##### RECORDS TO PROCESS
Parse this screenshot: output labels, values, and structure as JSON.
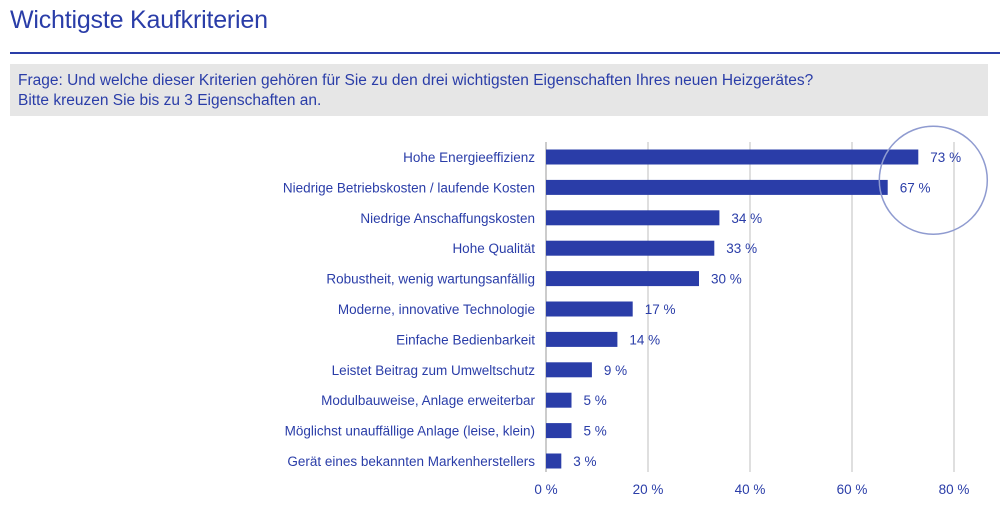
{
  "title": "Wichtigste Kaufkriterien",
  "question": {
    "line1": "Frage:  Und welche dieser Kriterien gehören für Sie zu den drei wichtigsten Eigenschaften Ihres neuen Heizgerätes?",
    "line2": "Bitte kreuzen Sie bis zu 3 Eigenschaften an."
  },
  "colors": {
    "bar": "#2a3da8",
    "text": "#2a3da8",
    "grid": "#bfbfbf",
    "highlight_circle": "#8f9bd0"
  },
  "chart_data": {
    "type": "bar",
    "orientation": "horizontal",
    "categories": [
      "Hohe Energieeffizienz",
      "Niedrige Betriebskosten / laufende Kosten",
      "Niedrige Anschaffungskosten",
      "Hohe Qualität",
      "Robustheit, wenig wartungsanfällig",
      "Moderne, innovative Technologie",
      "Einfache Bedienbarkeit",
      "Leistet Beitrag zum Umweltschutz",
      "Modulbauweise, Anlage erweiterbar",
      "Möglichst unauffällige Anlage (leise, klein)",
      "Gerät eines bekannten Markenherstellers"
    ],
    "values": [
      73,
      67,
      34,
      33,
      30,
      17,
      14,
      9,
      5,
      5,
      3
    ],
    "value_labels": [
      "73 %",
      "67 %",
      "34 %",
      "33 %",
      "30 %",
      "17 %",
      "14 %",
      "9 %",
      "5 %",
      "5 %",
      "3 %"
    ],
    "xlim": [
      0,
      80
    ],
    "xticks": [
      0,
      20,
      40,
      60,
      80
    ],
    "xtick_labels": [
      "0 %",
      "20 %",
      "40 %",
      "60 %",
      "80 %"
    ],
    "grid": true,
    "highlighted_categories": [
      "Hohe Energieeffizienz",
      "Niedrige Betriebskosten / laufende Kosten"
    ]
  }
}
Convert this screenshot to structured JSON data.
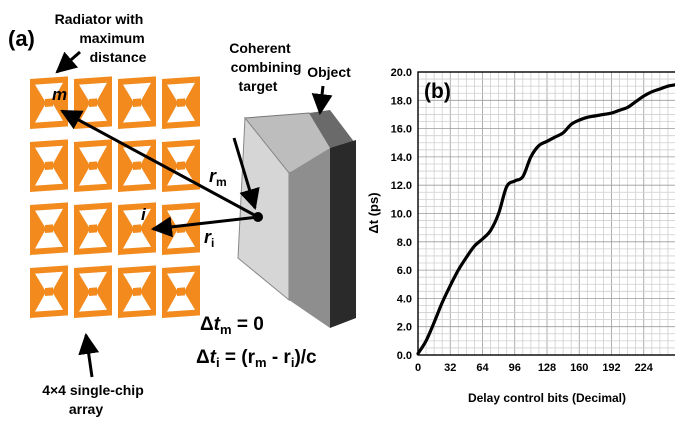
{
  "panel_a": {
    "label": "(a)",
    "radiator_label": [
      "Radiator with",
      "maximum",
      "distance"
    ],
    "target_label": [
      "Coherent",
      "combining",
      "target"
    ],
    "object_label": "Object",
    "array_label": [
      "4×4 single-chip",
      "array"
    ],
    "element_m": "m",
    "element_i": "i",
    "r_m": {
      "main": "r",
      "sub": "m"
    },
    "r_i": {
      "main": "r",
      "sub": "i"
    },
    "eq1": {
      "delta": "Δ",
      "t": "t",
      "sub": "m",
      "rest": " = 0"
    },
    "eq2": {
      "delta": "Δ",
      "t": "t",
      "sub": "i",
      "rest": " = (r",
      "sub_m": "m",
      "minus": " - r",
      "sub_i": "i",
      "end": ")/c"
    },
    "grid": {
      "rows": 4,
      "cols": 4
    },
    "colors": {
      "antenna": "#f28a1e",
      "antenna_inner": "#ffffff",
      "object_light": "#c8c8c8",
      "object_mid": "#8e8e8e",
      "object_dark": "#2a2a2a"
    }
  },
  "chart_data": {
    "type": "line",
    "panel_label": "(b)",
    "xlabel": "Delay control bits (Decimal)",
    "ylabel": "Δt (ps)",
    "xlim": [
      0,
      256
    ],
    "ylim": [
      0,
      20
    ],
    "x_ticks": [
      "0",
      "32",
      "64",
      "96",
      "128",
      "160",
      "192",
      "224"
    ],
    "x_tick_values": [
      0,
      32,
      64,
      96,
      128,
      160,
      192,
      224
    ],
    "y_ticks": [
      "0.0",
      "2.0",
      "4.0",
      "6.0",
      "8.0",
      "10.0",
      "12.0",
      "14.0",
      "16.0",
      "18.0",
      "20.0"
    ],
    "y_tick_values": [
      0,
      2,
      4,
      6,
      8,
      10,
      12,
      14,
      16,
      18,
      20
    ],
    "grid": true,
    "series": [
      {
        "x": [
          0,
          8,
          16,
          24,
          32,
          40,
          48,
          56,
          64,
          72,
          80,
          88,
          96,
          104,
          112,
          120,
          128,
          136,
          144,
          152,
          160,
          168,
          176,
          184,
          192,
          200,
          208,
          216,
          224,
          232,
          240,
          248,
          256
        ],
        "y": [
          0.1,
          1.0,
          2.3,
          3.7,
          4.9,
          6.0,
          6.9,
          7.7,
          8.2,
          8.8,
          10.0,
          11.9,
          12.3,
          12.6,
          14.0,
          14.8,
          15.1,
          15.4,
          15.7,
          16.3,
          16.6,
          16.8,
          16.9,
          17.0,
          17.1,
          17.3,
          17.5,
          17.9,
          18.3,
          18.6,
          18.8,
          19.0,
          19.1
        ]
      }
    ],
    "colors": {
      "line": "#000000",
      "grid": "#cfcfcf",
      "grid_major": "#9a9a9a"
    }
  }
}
##########
:: WHAT THIS TASK INVOLVES ::
Can you repeat every record above exactly, apart from the pictures?

:: SOLUTION FOR THIS EXERCISE ::
Parse this screenshot: output labels, values, and structure as JSON.
{
  "title": "Wichtigste Kaufkriterien",
  "question": {
    "line1": "Frage:  Und welche dieser Kriterien gehören für Sie zu den drei wichtigsten Eigenschaften Ihres neuen Heizgerätes?",
    "line2": "Bitte kreuzen Sie bis zu 3 Eigenschaften an."
  },
  "colors": {
    "bar": "#2a3da8",
    "text": "#2a3da8",
    "grid": "#bfbfbf",
    "highlight_circle": "#8f9bd0"
  },
  "chart_data": {
    "type": "bar",
    "orientation": "horizontal",
    "categories": [
      "Hohe Energieeffizienz",
      "Niedrige Betriebskosten / laufende Kosten",
      "Niedrige Anschaffungskosten",
      "Hohe Qualität",
      "Robustheit, wenig wartungsanfällig",
      "Moderne, innovative Technologie",
      "Einfache Bedienbarkeit",
      "Leistet Beitrag zum Umweltschutz",
      "Modulbauweise, Anlage erweiterbar",
      "Möglichst unauffällige Anlage (leise, klein)",
      "Gerät eines bekannten Markenherstellers"
    ],
    "values": [
      73,
      67,
      34,
      33,
      30,
      17,
      14,
      9,
      5,
      5,
      3
    ],
    "value_labels": [
      "73 %",
      "67 %",
      "34 %",
      "33 %",
      "30 %",
      "17 %",
      "14 %",
      "9 %",
      "5 %",
      "5 %",
      "3 %"
    ],
    "xlim": [
      0,
      80
    ],
    "xticks": [
      0,
      20,
      40,
      60,
      80
    ],
    "xtick_labels": [
      "0 %",
      "20 %",
      "40 %",
      "60 %",
      "80 %"
    ],
    "grid": true,
    "highlighted_categories": [
      "Hohe Energieeffizienz",
      "Niedrige Betriebskosten / laufende Kosten"
    ]
  }
}
Convert this screenshot to structured JSON data.
{
  "panel_a": {
    "label": "(a)",
    "radiator_label": [
      "Radiator with",
      "maximum",
      "distance"
    ],
    "target_label": [
      "Coherent",
      "combining",
      "target"
    ],
    "object_label": "Object",
    "array_label": [
      "4×4 single-chip",
      "array"
    ],
    "element_m": "m",
    "element_i": "i",
    "r_m": {
      "main": "r",
      "sub": "m"
    },
    "r_i": {
      "main": "r",
      "sub": "i"
    },
    "eq1": {
      "delta": "Δ",
      "t": "t",
      "sub": "m",
      "rest": " = 0"
    },
    "eq2": {
      "delta": "Δ",
      "t": "t",
      "sub": "i",
      "rest": " = (r",
      "sub_m": "m",
      "minus": " - r",
      "sub_i": "i",
      "end": ")/c"
    },
    "grid": {
      "rows": 4,
      "cols": 4
    },
    "colors": {
      "antenna": "#f28a1e",
      "antenna_inner": "#ffffff",
      "object_light": "#c8c8c8",
      "object_mid": "#8e8e8e",
      "object_dark": "#2a2a2a"
    }
  },
  "chart_data": {
    "type": "line",
    "panel_label": "(b)",
    "xlabel": "Delay control bits (Decimal)",
    "ylabel": "Δt (ps)",
    "xlim": [
      0,
      256
    ],
    "ylim": [
      0,
      20
    ],
    "x_ticks": [
      "0",
      "32",
      "64",
      "96",
      "128",
      "160",
      "192",
      "224"
    ],
    "x_tick_values": [
      0,
      32,
      64,
      96,
      128,
      160,
      192,
      224
    ],
    "y_ticks": [
      "0.0",
      "2.0",
      "4.0",
      "6.0",
      "8.0",
      "10.0",
      "12.0",
      "14.0",
      "16.0",
      "18.0",
      "20.0"
    ],
    "y_tick_values": [
      0,
      2,
      4,
      6,
      8,
      10,
      12,
      14,
      16,
      18,
      20
    ],
    "grid": true,
    "series": [
      {
        "x": [
          0,
          8,
          16,
          24,
          32,
          40,
          48,
          56,
          64,
          72,
          80,
          88,
          96,
          104,
          112,
          120,
          128,
          136,
          144,
          152,
          160,
          168,
          176,
          184,
          192,
          200,
          208,
          216,
          224,
          232,
          240,
          248,
          256
        ],
        "y": [
          0.1,
          1.0,
          2.3,
          3.7,
          4.9,
          6.0,
          6.9,
          7.7,
          8.2,
          8.8,
          10.0,
          11.9,
          12.3,
          12.6,
          14.0,
          14.8,
          15.1,
          15.4,
          15.7,
          16.3,
          16.6,
          16.8,
          16.9,
          17.0,
          17.1,
          17.3,
          17.5,
          17.9,
          18.3,
          18.6,
          18.8,
          19.0,
          19.1
        ]
      }
    ],
    "colors": {
      "line": "#000000",
      "grid": "#cfcfcf",
      "grid_major": "#9a9a9a"
    }
  }
}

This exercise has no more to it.